[Dataset entries on figures]
▬▬▬

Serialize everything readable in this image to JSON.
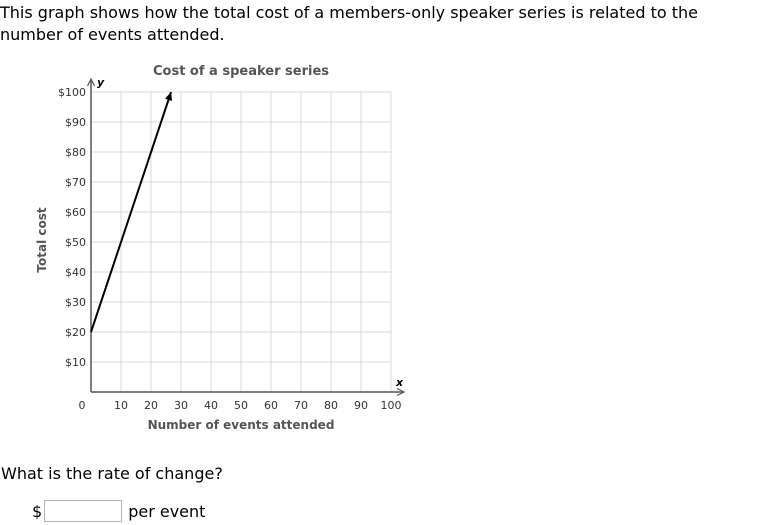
{
  "prompt": "This graph shows how the total cost of a members-only speaker series is related to the number of events attended.",
  "question": "What is the rate of change?",
  "answer": {
    "prefix": "$",
    "value": "",
    "suffix": "per event"
  },
  "chart_data": {
    "type": "line",
    "title": "Cost of a speaker series",
    "xlabel": "Number of events attended",
    "ylabel": "Total cost",
    "x_var": "x",
    "y_var": "y",
    "xlim": [
      0,
      100
    ],
    "ylim": [
      0,
      100
    ],
    "x_ticks": [
      10,
      20,
      30,
      40,
      50,
      60,
      70,
      80,
      90,
      100
    ],
    "y_ticks": [
      10,
      20,
      30,
      40,
      50,
      60,
      70,
      80,
      90,
      100
    ],
    "x_tick_labels": [
      "10",
      "20",
      "30",
      "40",
      "50",
      "60",
      "70",
      "80",
      "90",
      "100"
    ],
    "y_tick_labels": [
      "$10",
      "$20",
      "$30",
      "$40",
      "$50",
      "$60",
      "$70",
      "$80",
      "$90",
      "$100"
    ],
    "origin_label": "0",
    "grid": true,
    "series": [
      {
        "x": [
          0,
          26.7
        ],
        "y": [
          20,
          100
        ]
      }
    ],
    "colors": {
      "line": "#000000",
      "grid": "#d9d9d9",
      "axis": "#555555"
    }
  }
}
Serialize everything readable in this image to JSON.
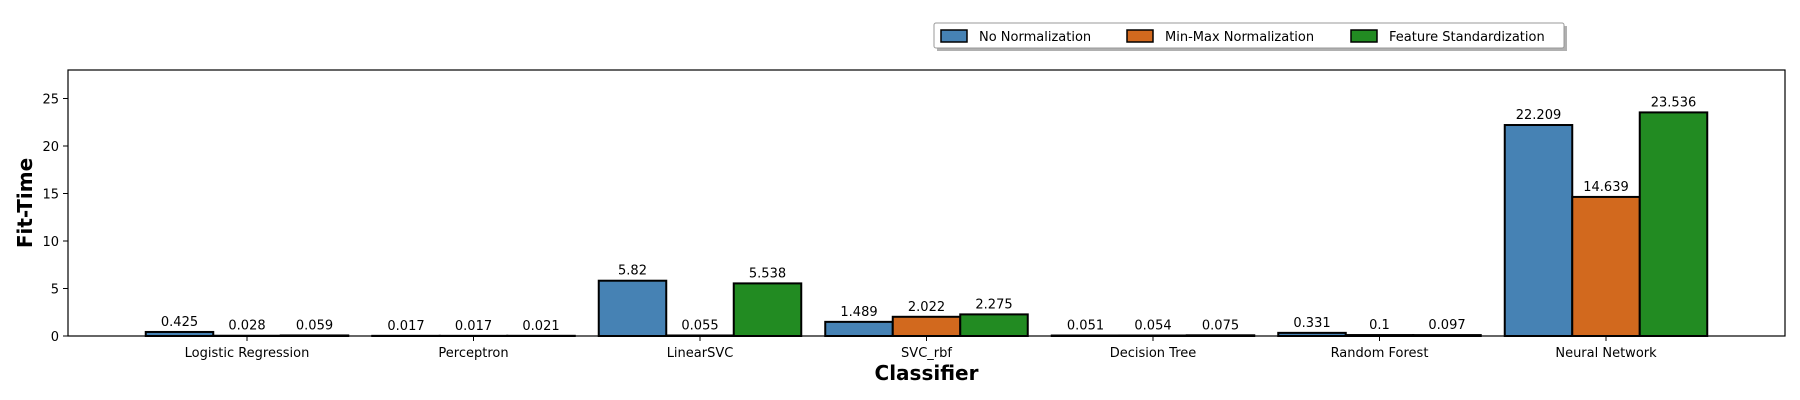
{
  "chart_data": {
    "type": "bar",
    "xlabel": "Classifier",
    "ylabel": "Fit-Time",
    "ylim": [
      0,
      28
    ],
    "yticks": [
      0,
      5,
      10,
      15,
      20,
      25
    ],
    "categories": [
      "Logistic Regression",
      "Perceptron",
      "LinearSVC",
      "SVC_rbf",
      "Decision Tree",
      "Random Forest",
      "Neural Network"
    ],
    "series": [
      {
        "name": "No Normalization",
        "color": "#4682b4",
        "values": [
          0.425,
          0.017,
          5.82,
          1.489,
          0.051,
          0.331,
          22.209
        ],
        "labels": [
          "0.425",
          "0.017",
          "5.82",
          "1.489",
          "0.051",
          "0.331",
          "22.209"
        ]
      },
      {
        "name": "Min-Max Normalization",
        "color": "#d2691e",
        "values": [
          0.028,
          0.017,
          0.055,
          2.022,
          0.054,
          0.1,
          14.639
        ],
        "labels": [
          "0.028",
          "0.017",
          "0.055",
          "2.022",
          "0.054",
          "0.1",
          "14.639"
        ]
      },
      {
        "name": "Feature Standardization",
        "color": "#228b22",
        "values": [
          0.059,
          0.021,
          5.538,
          2.275,
          0.075,
          0.097,
          23.536
        ],
        "labels": [
          "0.059",
          "0.021",
          "5.538",
          "2.275",
          "0.075",
          "0.097",
          "23.536"
        ]
      }
    ],
    "legend_position": "top-right, above plot",
    "grid": false
  }
}
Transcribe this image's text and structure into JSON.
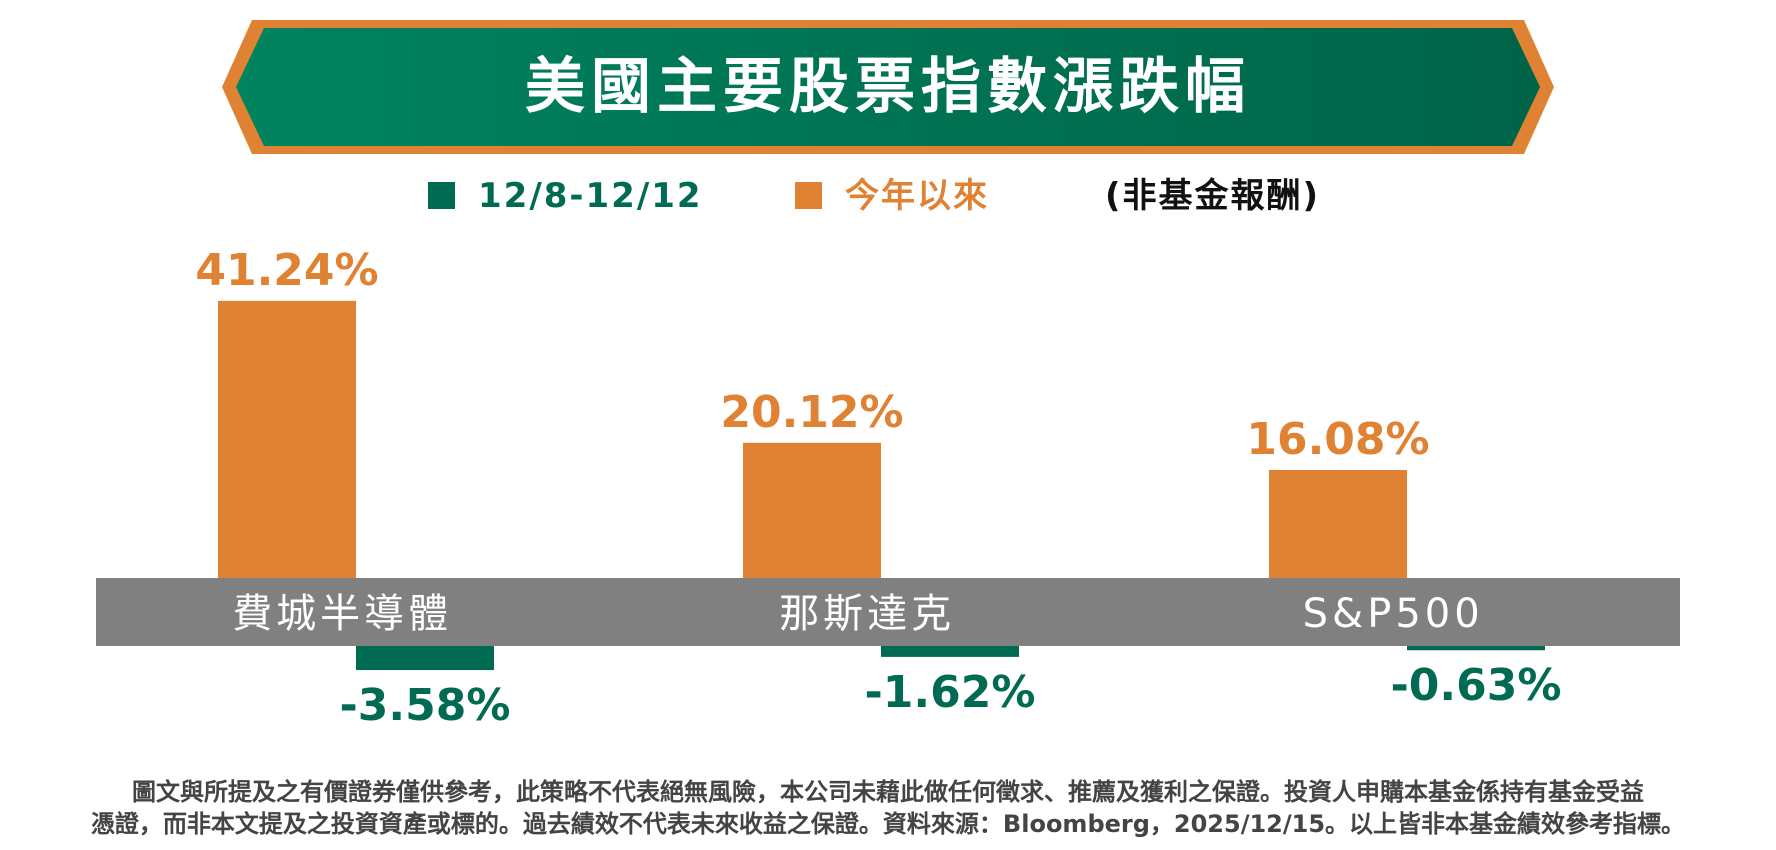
{
  "colors": {
    "weekly": "#006B52",
    "ytd": "#E08233",
    "band": "#808080",
    "banner": "#00795A",
    "banner_border": "#E08233"
  },
  "header": {
    "title": "美國主要股票指數漲跌幅"
  },
  "legend": {
    "weekly_label": "12/8-12/12",
    "ytd_label": "今年以來",
    "note": "(非基金報酬)"
  },
  "chart_data": {
    "type": "bar",
    "title": "美國主要股票指數漲跌幅",
    "categories": [
      "費城半導體",
      "那斯達克",
      "S&P500"
    ],
    "series": [
      {
        "name": "今年以來",
        "values": [
          41.24,
          20.12,
          16.08
        ],
        "labels": [
          "41.24%",
          "20.12%",
          "16.08%"
        ]
      },
      {
        "name": "12/8-12/12",
        "values": [
          -3.58,
          -1.62,
          -0.63
        ],
        "labels": [
          "-3.58%",
          "-1.62%",
          "-0.63%"
        ]
      }
    ],
    "unit": "%",
    "grid": false,
    "legend_position": "top"
  },
  "footer": {
    "line1": "圖文與所提及之有價證券僅供參考，此策略不代表絕無風險，本公司未藉此做任何徵求、推薦及獲利之保證。投資人申購本基金係持有基金受益",
    "line2": "憑證，而非本文提及之投資資產或標的。過去績效不代表未來收益之保證。資料來源：Bloomberg，2025/12/15。以上皆非本基金績效參考指標。"
  }
}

▬▬▬

Problem details: Copy out all lines above that include the string "speaker".

Reply:
  "prompt": "This graph shows how the total cost of a members-only speaker series is related to the number of events attended.",
    "title": "Cost of a speaker series",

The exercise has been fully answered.